Layout entries:
** START **

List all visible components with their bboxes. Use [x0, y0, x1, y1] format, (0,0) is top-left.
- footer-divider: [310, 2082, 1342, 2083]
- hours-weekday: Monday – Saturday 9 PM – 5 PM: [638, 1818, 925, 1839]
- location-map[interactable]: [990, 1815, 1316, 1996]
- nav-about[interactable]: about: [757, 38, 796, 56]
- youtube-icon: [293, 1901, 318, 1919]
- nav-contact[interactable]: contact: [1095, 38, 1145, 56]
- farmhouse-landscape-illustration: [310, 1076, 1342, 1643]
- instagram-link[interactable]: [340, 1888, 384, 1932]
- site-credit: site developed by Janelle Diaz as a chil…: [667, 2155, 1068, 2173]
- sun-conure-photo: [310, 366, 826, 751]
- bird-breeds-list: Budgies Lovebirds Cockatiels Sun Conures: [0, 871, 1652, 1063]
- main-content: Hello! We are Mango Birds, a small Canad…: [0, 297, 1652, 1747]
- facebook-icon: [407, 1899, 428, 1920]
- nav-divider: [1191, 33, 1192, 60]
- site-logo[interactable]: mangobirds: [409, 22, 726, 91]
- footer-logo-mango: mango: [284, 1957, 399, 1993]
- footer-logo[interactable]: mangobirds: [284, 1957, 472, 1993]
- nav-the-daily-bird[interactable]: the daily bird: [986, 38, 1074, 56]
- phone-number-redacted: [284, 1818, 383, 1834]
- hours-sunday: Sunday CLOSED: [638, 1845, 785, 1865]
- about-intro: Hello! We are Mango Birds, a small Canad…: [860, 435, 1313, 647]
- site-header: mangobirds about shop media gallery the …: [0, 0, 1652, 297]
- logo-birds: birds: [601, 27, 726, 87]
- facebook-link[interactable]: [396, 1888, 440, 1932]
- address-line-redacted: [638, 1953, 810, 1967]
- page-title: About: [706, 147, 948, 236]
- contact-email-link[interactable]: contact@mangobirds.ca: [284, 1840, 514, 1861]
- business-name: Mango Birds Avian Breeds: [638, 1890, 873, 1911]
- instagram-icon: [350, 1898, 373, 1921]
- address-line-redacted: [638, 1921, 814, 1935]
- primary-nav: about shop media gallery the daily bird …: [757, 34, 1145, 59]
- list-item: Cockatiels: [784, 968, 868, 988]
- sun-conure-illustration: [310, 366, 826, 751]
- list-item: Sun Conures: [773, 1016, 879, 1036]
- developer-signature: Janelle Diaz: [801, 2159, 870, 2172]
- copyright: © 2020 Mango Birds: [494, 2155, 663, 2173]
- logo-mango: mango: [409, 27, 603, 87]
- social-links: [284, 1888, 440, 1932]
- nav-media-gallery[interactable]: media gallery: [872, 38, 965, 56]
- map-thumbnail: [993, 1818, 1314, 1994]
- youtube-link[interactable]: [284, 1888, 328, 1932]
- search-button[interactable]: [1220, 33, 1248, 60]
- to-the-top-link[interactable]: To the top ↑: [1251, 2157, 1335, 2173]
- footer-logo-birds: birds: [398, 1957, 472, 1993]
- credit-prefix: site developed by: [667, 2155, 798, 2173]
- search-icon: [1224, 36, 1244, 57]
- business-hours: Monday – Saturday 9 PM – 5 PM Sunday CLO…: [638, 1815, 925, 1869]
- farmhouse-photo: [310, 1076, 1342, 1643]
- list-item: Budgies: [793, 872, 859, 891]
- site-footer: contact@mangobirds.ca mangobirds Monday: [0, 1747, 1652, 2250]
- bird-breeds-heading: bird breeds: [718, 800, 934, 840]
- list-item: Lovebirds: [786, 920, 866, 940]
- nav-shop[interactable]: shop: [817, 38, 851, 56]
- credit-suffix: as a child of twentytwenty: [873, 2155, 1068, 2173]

** END **

Reproduce every line of the layout entries above character for character, with no changes.

Answer for this exercise:
List all visible components with their bboxes. Use [x0, y0, x1, y1] format, (0,0) is top-left.
- footer-divider: [310, 2082, 1342, 2083]
- hours-weekday: Monday – Saturday 9 PM – 5 PM: [638, 1818, 925, 1839]
- location-map[interactable]: [990, 1815, 1316, 1996]
- nav-about[interactable]: about: [757, 38, 796, 56]
- youtube-icon: [293, 1901, 318, 1919]
- nav-contact[interactable]: contact: [1095, 38, 1145, 56]
- farmhouse-landscape-illustration: [310, 1076, 1342, 1643]
- instagram-link[interactable]: [340, 1888, 384, 1932]
- site-credit: site developed by Janelle Diaz as a chil…: [667, 2155, 1068, 2173]
- sun-conure-photo: [310, 366, 826, 751]
- bird-breeds-list: Budgies Lovebirds Cockatiels Sun Conures: [0, 871, 1652, 1063]
- main-content: Hello! We are Mango Birds, a small Canad…: [0, 297, 1652, 1747]
- facebook-icon: [407, 1899, 428, 1920]
- nav-divider: [1191, 33, 1192, 60]
- site-logo[interactable]: mangobirds: [409, 22, 726, 91]
- footer-logo-mango: mango: [284, 1957, 399, 1993]
- footer-logo[interactable]: mangobirds: [284, 1957, 472, 1993]
- nav-the-daily-bird[interactable]: the daily bird: [986, 38, 1074, 56]
- phone-number-redacted: [284, 1818, 383, 1834]
- hours-sunday: Sunday CLOSED: [638, 1845, 785, 1865]
- about-intro: Hello! We are Mango Birds, a small Canad…: [860, 435, 1313, 647]
- site-header: mangobirds about shop media gallery the …: [0, 0, 1652, 297]
- logo-birds: birds: [601, 27, 726, 87]
- facebook-link[interactable]: [396, 1888, 440, 1932]
- address-line-redacted: [638, 1953, 810, 1967]
- page-title: About: [706, 147, 948, 236]
- contact-email-link[interactable]: contact@mangobirds.ca: [284, 1840, 514, 1861]
- business-name: Mango Birds Avian Breeds: [638, 1890, 873, 1911]
- instagram-icon: [350, 1898, 373, 1921]
- address-line-redacted: [638, 1921, 814, 1935]
- primary-nav: about shop media gallery the daily bird …: [757, 34, 1145, 59]
- list-item: Cockatiels: [784, 968, 868, 988]
- sun-conure-illustration: [310, 366, 826, 751]
- list-item: Sun Conures: [773, 1016, 879, 1036]
- developer-signature: Janelle Diaz: [801, 2159, 870, 2172]
- copyright: © 2020 Mango Birds: [494, 2155, 663, 2173]
- logo-mango: mango: [409, 27, 603, 87]
- social-links: [284, 1888, 440, 1932]
- nav-media-gallery[interactable]: media gallery: [872, 38, 965, 56]
- map-thumbnail: [993, 1818, 1314, 1994]
- youtube-link[interactable]: [284, 1888, 328, 1932]
- search-button[interactable]: [1220, 33, 1248, 60]
- to-the-top-link[interactable]: To the top ↑: [1251, 2157, 1335, 2173]
- footer-logo-birds: birds: [398, 1957, 472, 1993]
- credit-prefix: site developed by: [667, 2155, 798, 2173]
- search-icon: [1224, 36, 1244, 57]
- business-hours: Monday – Saturday 9 PM – 5 PM Sunday CLO…: [638, 1815, 925, 1869]
- farmhouse-photo: [310, 1076, 1342, 1643]
- list-item: Budgies: [793, 872, 859, 891]
- site-footer: contact@mangobirds.ca mangobirds Monday: [0, 1747, 1652, 2250]
- bird-breeds-heading: bird breeds: [718, 800, 934, 840]
- list-item: Lovebirds: [786, 920, 866, 940]
- nav-shop[interactable]: shop: [817, 38, 851, 56]
- credit-suffix: as a child of twentytwenty: [873, 2155, 1068, 2173]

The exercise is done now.